• **Task prompt**
For each statement below, decide whether the passage on the financial crisis at AHCs agrees with it, answering yes or no and quoting the deciding words of the passage. (a) The average operating margin at the nation's 125 AHCs fell to 2% at the end of 1999. (b) Mergers of major AHCs lowered their total administrative costs. (c) In 1998, prescription drug expenditures increased 5%.

• **Passage provided**
........

From the 1970s to the early 1990s, AHCs enjoyed almost unlimited resources, and their bottom lines always showed profits. Health care was dominated by a fee-for-service environment that allowed a flow of clinical income in AHCs, yielding overages for departments and the subsidization of medical education and research. More recently, however, there has been a reversal of these good times for academic medicine.
For the past three years, many AHCs have experienced severe financial stresses resulting in falling operating margins or losses that have prompted major cuts in spending and strategies to enhance revenue streams. According to Ralph Muller, chief executive officer of the University of Chicago Hospitals and Health System, the average operating margin at the nation’s 125 AHCs fell to 2% at the end of 1999, with 35% of them operating in the red (1). According to Mr. Muller, Moody’s Investors Service downgraded the bonds of AHCs five times more often than it upgraded them. Margins at AHCs are expected to dip below 1% in 2002.
The Balanced Budget Act of 1997: the crisis begins
The major contributing factor to the financial crises at AHCs was congressional passage of the Balanced Budget Act (BBA, the Act) of 1997 (2). According to an in-depth analysis of the BBA as it was originally passed, and projections made by the Association of American Medical Colleges (AAMC), Medicare payments emanating from the Act, compared with estimates of how much Medicare would have paid had the Act not been passed, would result in a cumulative loss of $45.8 million in Medicare support for a typical major teaching hospital by 2002. Furthermore, the AAMC estimated that the cumulative BBA-associated losses for the 265 major teaching hospitals analyzed would be $14.7 billion. These Medicare reductions would lower the median total margin for AAMC members by more than 50% (to 1%) by 2002, and 38% of the 100 major teaching hospitals would face negative total margins (operating losses) over the five-year enactment of the BBA. (The 1997 BBA, as originally passed, would have cut hospital payments by $227 billion between 1998 and 2004, which is almost twice the amount intended ).
Other factors leading to the crisis
Other factors contributing to the financial crisis in AHCs include:
• Ratcheting down of reimbursements from managed care companies;
• Delays in payments of bills by health maintenance organizations (HMOs), as many of them have experienced their own financial problems; they are not only slow to pay but are also increasingly denying payments for services rendered;
• A marked rise in the costs of drugs and labor; in 1998, prescription drug expenditures increased 15% compared with 5% for physician services and 3% for hospital care;
• Large deficits incurred by primary care physicians or networks whose practices were purchased by AHCs;
• Acquisitions of regional community hospitals to capture market share that subsequently proved to be unprofitable;
• Mergers of major AHCs that actually increased, rather than reduced, total administrative costs;
• An increased number of uninsured patients;
• A disproportionate number of very sick patients who incur high hospital costs;
• An inability to constrain expenditures;
• Ineffective and inefficient governance with excessive administrative costs and failure to reduce overall costs;
• Establishment of university hospital–owned HMOs that were inappropriately managed and consequently developed large operating deficits; and
• The high cost of new technology (e.g., stents, rotobladers, glycoprotein protein IIb/IIIa platelet antagonists) that is under-reimbursed because of fixed case rates.

........

• **Stored data**

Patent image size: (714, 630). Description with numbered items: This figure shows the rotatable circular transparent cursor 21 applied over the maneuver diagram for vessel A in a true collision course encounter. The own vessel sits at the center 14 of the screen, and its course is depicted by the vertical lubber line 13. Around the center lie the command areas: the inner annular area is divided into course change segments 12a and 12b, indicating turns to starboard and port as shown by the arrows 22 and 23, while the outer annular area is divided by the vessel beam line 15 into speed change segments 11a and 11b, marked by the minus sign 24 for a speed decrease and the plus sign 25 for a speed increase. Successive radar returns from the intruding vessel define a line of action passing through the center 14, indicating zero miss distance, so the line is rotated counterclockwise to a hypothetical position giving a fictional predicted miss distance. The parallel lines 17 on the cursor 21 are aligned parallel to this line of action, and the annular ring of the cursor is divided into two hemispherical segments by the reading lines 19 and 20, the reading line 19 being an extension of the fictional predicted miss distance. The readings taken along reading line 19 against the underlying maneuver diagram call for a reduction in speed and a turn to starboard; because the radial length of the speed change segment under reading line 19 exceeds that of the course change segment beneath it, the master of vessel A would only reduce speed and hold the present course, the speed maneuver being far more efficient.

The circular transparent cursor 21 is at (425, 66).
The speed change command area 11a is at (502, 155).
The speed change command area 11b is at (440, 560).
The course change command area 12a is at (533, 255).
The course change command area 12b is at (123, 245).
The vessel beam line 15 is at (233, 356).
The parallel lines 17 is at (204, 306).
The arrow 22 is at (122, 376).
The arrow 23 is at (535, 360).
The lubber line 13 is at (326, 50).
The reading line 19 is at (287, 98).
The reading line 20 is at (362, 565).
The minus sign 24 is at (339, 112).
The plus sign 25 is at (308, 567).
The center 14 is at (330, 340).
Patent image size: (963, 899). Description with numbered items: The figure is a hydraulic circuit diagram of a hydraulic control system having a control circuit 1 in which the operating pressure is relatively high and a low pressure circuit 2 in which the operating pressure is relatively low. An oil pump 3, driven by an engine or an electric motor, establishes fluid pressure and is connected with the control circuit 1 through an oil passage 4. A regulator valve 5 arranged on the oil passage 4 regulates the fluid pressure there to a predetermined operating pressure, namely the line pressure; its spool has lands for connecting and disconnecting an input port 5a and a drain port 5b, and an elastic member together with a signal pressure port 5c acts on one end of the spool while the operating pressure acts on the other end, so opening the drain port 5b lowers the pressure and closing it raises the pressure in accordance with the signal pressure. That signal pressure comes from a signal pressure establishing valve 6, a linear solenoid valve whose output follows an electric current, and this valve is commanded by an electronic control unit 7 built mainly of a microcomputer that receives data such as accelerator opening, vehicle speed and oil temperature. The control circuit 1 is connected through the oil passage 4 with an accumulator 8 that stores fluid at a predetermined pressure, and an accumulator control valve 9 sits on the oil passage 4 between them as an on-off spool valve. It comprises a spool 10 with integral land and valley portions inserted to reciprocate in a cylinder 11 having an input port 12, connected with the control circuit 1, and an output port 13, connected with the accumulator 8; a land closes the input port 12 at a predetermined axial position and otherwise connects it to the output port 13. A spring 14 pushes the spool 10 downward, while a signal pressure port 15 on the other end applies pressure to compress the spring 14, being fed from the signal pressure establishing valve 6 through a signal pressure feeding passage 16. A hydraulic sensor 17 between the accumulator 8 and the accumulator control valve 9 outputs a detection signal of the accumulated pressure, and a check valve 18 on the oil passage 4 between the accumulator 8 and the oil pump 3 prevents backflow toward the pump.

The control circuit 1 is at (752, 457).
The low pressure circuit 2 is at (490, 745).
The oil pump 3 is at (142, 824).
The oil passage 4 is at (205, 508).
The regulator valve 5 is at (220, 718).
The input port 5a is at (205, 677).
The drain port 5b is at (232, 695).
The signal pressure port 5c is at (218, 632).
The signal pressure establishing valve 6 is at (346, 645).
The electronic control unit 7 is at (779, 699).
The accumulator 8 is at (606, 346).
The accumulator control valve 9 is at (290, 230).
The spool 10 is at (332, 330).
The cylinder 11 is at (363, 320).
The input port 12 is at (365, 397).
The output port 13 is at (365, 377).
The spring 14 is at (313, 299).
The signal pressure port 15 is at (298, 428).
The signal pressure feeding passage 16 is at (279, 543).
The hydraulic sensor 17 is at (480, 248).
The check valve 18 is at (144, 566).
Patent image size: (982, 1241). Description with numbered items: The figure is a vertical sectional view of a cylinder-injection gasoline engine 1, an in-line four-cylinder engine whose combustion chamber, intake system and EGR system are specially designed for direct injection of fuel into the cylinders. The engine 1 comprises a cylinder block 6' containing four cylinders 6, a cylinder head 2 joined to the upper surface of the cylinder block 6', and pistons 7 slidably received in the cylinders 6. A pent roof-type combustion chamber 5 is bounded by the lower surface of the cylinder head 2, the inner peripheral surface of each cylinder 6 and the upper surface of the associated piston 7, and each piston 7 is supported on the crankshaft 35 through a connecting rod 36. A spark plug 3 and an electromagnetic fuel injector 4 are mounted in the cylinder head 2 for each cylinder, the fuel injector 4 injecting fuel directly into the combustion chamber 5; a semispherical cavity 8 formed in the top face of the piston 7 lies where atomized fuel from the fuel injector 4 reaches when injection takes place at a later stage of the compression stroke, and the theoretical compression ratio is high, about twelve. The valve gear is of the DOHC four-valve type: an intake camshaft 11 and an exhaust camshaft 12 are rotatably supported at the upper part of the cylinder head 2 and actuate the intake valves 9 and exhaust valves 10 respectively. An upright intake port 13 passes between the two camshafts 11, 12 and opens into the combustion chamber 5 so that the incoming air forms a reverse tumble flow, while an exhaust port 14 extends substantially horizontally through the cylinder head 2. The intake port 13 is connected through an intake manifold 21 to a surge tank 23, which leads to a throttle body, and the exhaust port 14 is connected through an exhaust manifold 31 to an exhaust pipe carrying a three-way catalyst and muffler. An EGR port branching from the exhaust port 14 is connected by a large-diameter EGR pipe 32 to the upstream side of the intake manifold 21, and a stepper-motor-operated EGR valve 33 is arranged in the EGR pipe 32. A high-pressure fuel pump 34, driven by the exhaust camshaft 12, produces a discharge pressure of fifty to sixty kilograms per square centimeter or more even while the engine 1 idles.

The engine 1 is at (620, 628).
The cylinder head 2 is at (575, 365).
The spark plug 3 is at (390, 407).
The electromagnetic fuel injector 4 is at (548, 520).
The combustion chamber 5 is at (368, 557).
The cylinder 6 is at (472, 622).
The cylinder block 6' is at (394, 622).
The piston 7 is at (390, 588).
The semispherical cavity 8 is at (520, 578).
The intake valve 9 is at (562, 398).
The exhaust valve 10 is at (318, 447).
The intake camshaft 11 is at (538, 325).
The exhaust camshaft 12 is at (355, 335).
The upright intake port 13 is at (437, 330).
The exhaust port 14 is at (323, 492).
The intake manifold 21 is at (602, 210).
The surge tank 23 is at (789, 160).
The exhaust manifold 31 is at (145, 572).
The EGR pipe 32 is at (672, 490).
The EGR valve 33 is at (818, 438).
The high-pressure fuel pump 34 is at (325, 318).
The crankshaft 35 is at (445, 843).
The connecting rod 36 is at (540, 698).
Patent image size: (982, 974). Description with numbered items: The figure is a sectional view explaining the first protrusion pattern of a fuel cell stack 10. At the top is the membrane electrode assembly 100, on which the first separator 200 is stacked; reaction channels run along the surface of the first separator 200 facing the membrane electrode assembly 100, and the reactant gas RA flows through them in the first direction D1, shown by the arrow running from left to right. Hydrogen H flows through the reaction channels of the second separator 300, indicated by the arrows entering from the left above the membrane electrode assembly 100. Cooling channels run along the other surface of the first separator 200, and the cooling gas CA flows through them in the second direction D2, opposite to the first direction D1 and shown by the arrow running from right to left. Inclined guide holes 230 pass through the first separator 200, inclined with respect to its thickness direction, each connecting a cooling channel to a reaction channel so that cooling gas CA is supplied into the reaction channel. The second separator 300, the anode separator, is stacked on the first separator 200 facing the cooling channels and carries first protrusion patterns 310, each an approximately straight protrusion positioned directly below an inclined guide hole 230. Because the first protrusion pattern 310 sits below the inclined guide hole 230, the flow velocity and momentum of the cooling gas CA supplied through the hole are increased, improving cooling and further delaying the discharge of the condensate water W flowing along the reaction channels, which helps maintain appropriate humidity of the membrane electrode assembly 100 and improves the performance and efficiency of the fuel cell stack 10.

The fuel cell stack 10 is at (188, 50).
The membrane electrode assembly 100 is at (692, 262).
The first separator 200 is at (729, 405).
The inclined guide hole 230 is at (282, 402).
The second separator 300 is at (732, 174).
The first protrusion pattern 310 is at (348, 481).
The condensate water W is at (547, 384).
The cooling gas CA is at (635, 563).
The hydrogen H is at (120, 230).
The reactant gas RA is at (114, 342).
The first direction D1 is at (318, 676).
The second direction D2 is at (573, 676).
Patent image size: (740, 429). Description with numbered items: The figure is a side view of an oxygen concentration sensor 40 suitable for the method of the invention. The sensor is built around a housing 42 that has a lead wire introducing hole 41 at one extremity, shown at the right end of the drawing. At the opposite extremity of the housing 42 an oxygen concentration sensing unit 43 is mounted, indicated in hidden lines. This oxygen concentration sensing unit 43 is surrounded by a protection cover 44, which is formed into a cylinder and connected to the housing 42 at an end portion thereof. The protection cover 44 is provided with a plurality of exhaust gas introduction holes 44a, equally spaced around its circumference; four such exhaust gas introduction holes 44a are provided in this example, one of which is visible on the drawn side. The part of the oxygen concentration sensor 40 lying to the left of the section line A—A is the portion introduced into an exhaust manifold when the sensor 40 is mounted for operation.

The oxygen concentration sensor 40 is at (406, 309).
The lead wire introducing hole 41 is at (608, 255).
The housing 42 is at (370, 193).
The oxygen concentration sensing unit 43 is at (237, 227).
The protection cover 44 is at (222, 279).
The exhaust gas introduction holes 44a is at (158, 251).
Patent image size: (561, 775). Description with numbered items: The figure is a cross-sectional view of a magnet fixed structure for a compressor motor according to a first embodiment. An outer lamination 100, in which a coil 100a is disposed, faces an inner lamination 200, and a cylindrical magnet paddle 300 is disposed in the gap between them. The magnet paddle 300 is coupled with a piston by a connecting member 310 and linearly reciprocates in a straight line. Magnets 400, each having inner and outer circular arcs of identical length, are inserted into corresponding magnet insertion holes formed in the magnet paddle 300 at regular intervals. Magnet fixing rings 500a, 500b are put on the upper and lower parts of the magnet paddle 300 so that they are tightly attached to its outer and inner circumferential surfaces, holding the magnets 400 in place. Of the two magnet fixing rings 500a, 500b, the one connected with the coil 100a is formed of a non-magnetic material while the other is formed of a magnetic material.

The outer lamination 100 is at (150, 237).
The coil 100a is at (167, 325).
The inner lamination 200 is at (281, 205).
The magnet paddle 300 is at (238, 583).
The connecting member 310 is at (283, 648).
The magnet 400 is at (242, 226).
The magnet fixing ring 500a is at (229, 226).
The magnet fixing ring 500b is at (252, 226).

........

• **Response**
(a) Yes: "the average operating margin at the nation’s 125 AHCs fell to 2% at the end of 1999"
(b) No: "Mergers of major AHCs that actually increased, rather than reduced, total administrative costs"
(c) No: "in 1998, prescription drug expenditures increased 15% compared with 5% for physician services"